╭─ Data to process

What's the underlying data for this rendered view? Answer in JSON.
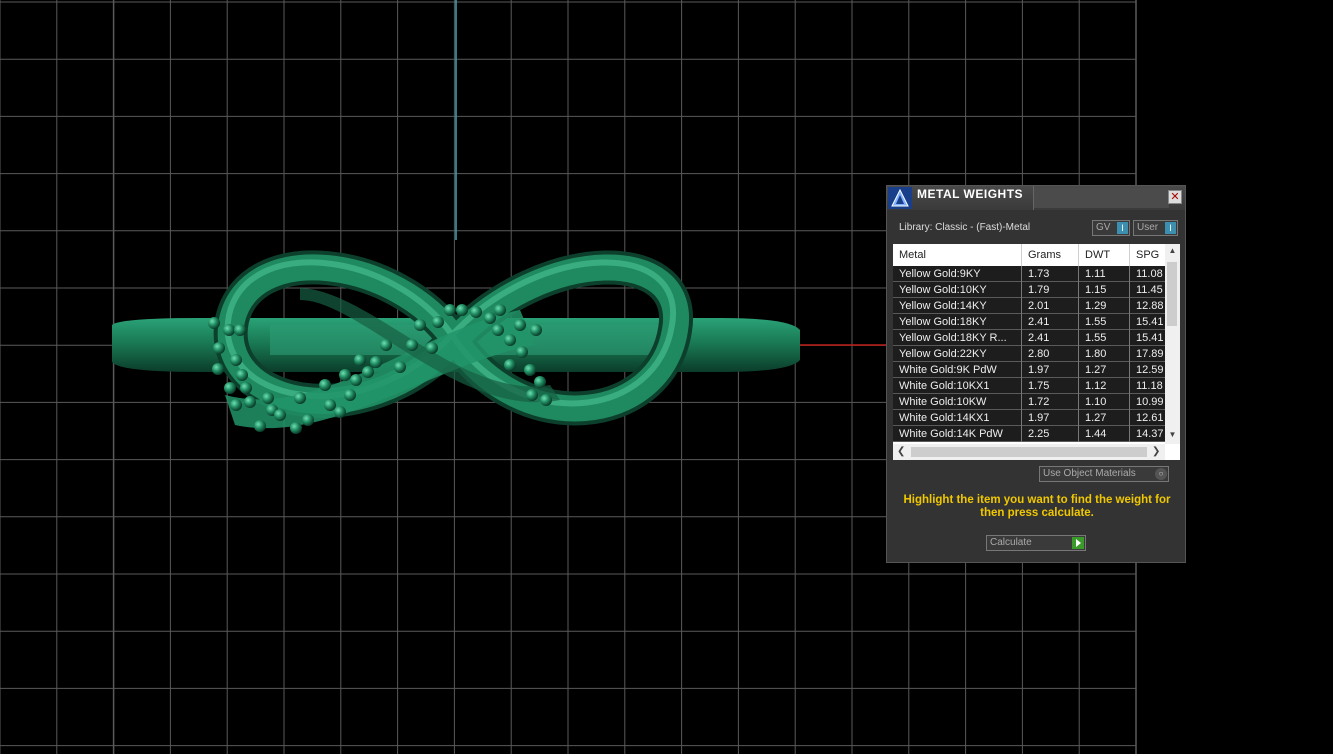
{
  "panel": {
    "title": "METAL WEIGHTS",
    "close_symbol": "✕",
    "library_label": "Library: Classic - (Fast)-Metal",
    "gv_label": "GV",
    "user_label": "User",
    "toggle_indicator": "I",
    "columns": [
      "Metal",
      "Grams",
      "DWT",
      "SPG"
    ],
    "rows": [
      {
        "metal": "Yellow Gold:9KY",
        "grams": "1.73",
        "dwt": "1.11",
        "spg": "11.08"
      },
      {
        "metal": "Yellow Gold:10KY",
        "grams": "1.79",
        "dwt": "1.15",
        "spg": "11.45"
      },
      {
        "metal": "Yellow Gold:14KY",
        "grams": "2.01",
        "dwt": "1.29",
        "spg": "12.88"
      },
      {
        "metal": "Yellow Gold:18KY",
        "grams": "2.41",
        "dwt": "1.55",
        "spg": "15.41"
      },
      {
        "metal": "Yellow Gold:18KY R...",
        "grams": "2.41",
        "dwt": "1.55",
        "spg": "15.41"
      },
      {
        "metal": "Yellow Gold:22KY",
        "grams": "2.80",
        "dwt": "1.80",
        "spg": "17.89"
      },
      {
        "metal": "White Gold:9K PdW",
        "grams": "1.97",
        "dwt": "1.27",
        "spg": "12.59"
      },
      {
        "metal": "White Gold:10KX1",
        "grams": "1.75",
        "dwt": "1.12",
        "spg": "11.18"
      },
      {
        "metal": "White Gold:10KW",
        "grams": "1.72",
        "dwt": "1.10",
        "spg": "10.99"
      },
      {
        "metal": "White Gold:14KX1",
        "grams": "1.97",
        "dwt": "1.27",
        "spg": "12.61"
      },
      {
        "metal": "White Gold:14K PdW",
        "grams": "2.25",
        "dwt": "1.44",
        "spg": "14.37"
      }
    ],
    "material_select": "Use Object Materials",
    "hint": "Highlight the item you want to find the weight for then press calculate.",
    "calculate_label": "Calculate"
  },
  "colors": {
    "background": "#000000",
    "grid": "#5a5a5a",
    "axis_y": "#3fa9b5",
    "axis_x": "#c0201a",
    "model": "#1f8a60",
    "hint_text": "#f0c800"
  }
}
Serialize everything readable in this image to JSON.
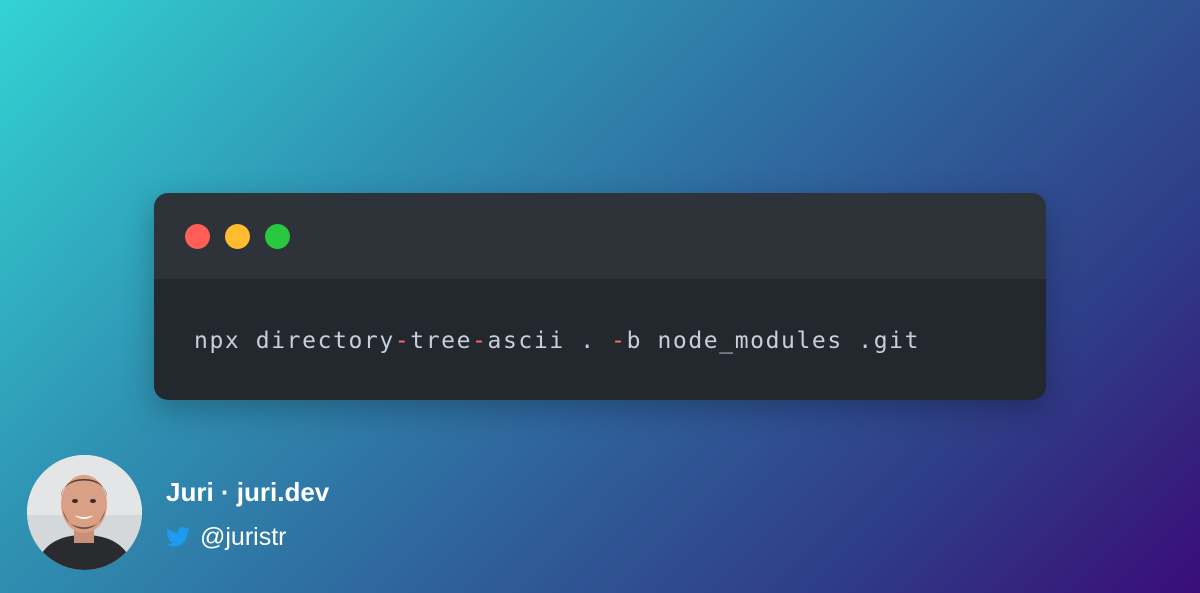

╰─

What is needed →
Keep the pictures out and write out the records exactly.

Task output →
What's the underlying data for this rendered view? Answer in JSON.
{
  "panel": {
    "title": "METAL WEIGHTS",
    "close_symbol": "✕",
    "library_label": "Library: Classic - (Fast)-Metal",
    "gv_label": "GV",
    "user_label": "User",
    "toggle_indicator": "I",
    "columns": [
      "Metal",
      "Grams",
      "DWT",
      "SPG"
    ],
    "rows": [
      {
        "metal": "Yellow Gold:9KY",
        "grams": "1.73",
        "dwt": "1.11",
        "spg": "11.08"
      },
      {
        "metal": "Yellow Gold:10KY",
        "grams": "1.79",
        "dwt": "1.15",
        "spg": "11.45"
      },
      {
        "metal": "Yellow Gold:14KY",
        "grams": "2.01",
        "dwt": "1.29",
        "spg": "12.88"
      },
      {
        "metal": "Yellow Gold:18KY",
        "grams": "2.41",
        "dwt": "1.55",
        "spg": "15.41"
      },
      {
        "metal": "Yellow Gold:18KY R...",
        "grams": "2.41",
        "dwt": "1.55",
        "spg": "15.41"
      },
      {
        "metal": "Yellow Gold:22KY",
        "grams": "2.80",
        "dwt": "1.80",
        "spg": "17.89"
      },
      {
        "metal": "White Gold:9K PdW",
        "grams": "1.97",
        "dwt": "1.27",
        "spg": "12.59"
      },
      {
        "metal": "White Gold:10KX1",
        "grams": "1.75",
        "dwt": "1.12",
        "spg": "11.18"
      },
      {
        "metal": "White Gold:10KW",
        "grams": "1.72",
        "dwt": "1.10",
        "spg": "10.99"
      },
      {
        "metal": "White Gold:14KX1",
        "grams": "1.97",
        "dwt": "1.27",
        "spg": "12.61"
      },
      {
        "metal": "White Gold:14K PdW",
        "grams": "2.25",
        "dwt": "1.44",
        "spg": "14.37"
      }
    ],
    "material_select": "Use Object Materials",
    "hint": "Highlight the item you want to find the weight for then press calculate.",
    "calculate_label": "Calculate"
  },
  "colors": {
    "background": "#000000",
    "grid": "#5a5a5a",
    "axis_y": "#3fa9b5",
    "axis_x": "#c0201a",
    "model": "#1f8a60",
    "hint_text": "#f0c800"
  }
}
Serialize everything readable in this image to JSON.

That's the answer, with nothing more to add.